_Request_
Please write out the material that follows, exactly as it stands.

_Exercise materials_
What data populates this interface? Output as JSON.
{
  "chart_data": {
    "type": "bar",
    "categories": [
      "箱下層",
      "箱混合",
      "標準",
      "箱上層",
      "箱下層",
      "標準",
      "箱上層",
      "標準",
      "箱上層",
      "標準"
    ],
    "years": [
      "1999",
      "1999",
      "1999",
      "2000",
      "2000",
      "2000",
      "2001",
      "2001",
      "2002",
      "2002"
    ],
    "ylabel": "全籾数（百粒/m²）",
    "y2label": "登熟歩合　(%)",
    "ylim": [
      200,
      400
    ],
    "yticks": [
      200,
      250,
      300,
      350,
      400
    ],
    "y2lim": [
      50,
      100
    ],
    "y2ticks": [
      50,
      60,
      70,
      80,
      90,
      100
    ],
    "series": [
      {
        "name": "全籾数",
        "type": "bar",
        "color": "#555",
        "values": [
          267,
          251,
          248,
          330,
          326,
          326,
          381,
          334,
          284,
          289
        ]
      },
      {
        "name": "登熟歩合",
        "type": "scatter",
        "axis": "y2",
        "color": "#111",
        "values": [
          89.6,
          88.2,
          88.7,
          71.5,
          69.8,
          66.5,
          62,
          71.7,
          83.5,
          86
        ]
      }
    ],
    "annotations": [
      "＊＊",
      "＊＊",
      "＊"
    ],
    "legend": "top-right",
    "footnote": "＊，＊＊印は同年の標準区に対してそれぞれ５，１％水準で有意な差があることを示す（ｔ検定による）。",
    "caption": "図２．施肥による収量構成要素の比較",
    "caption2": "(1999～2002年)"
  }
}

_Exercise solution_
What data populates this interface? Output as JSON.
{
  "chart_data": {
    "type": "bar",
    "categories": [
      "箱下層",
      "箱混合",
      "標準",
      "箱上層",
      "箱下層",
      "標準",
      "箱上層",
      "標準",
      "箱上層",
      "標準"
    ],
    "years": [
      "1999",
      "1999",
      "1999",
      "2000",
      "2000",
      "2000",
      "2001",
      "2001",
      "2002",
      "2002"
    ],
    "ylabel": "全籾数（百粒/m²）",
    "y2label": "登熟歩合　(%)",
    "ylim": [
      200,
      400
    ],
    "yticks": [
      200,
      250,
      300,
      350,
      400
    ],
    "y2lim": [
      50,
      100
    ],
    "y2ticks": [
      50,
      60,
      70,
      80,
      90,
      100
    ],
    "series": [
      {
        "name": "全籾数",
        "type": "bar",
        "color": "#555",
        "values": [
          267,
          251,
          248,
          330,
          326,
          326,
          381,
          334,
          284,
          289
        ]
      },
      {
        "name": "登熟歩合",
        "type": "scatter",
        "axis": "y2",
        "color": "#111",
        "values": [
          89.6,
          88.2,
          88.7,
          71.5,
          69.8,
          66.5,
          62,
          71.7,
          83.5,
          86
        ]
      }
    ],
    "annotations": [
      "＊＊",
      "＊＊",
      "＊"
    ],
    "legend": "top-right",
    "footnote": "＊，＊＊印は同年の標準区に対してそれぞれ５，１％水準で有意な差があることを示す（ｔ検定による）。",
    "caption": "図２．施肥による収量構成要素の比較",
    "caption2": "(1999～2002年)"
  }
}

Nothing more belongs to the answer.